**Given request**
Work out how many lines in the listing below include the word "this". Give nothing but the number.

**Information provided**
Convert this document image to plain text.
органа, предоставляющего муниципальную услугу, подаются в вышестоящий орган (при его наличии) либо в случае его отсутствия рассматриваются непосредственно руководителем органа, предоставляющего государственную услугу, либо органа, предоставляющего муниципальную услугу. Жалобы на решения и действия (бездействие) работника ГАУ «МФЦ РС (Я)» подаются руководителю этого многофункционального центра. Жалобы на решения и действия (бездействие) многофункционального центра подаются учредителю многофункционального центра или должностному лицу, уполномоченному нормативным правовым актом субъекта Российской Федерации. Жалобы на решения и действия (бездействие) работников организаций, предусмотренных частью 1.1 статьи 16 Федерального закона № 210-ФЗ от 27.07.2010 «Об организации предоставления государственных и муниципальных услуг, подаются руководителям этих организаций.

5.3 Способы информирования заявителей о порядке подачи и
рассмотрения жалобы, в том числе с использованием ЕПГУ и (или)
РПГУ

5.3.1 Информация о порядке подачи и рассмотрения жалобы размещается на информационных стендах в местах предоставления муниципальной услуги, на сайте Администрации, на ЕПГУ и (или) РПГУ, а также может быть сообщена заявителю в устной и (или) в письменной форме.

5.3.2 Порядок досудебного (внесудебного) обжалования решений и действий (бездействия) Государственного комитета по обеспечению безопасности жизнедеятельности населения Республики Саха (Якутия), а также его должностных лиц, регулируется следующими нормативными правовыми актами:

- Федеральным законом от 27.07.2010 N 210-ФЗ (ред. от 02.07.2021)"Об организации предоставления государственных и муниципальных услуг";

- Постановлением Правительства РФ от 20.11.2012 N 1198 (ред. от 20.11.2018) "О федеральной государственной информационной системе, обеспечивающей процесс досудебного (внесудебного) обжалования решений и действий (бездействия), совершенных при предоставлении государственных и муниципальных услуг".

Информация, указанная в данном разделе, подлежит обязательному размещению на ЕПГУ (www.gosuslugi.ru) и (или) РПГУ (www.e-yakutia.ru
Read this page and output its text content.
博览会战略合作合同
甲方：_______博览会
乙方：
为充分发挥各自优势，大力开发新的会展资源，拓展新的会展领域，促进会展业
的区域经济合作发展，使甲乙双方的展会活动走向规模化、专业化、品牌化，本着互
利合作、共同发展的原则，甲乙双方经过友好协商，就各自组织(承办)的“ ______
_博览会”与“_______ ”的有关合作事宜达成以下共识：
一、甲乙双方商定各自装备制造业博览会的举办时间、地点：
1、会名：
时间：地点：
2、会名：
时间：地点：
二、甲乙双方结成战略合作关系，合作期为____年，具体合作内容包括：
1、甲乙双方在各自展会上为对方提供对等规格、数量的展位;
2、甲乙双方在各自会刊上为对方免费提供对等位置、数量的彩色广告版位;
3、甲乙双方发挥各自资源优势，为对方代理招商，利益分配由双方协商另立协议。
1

**Answer to the exercise**
2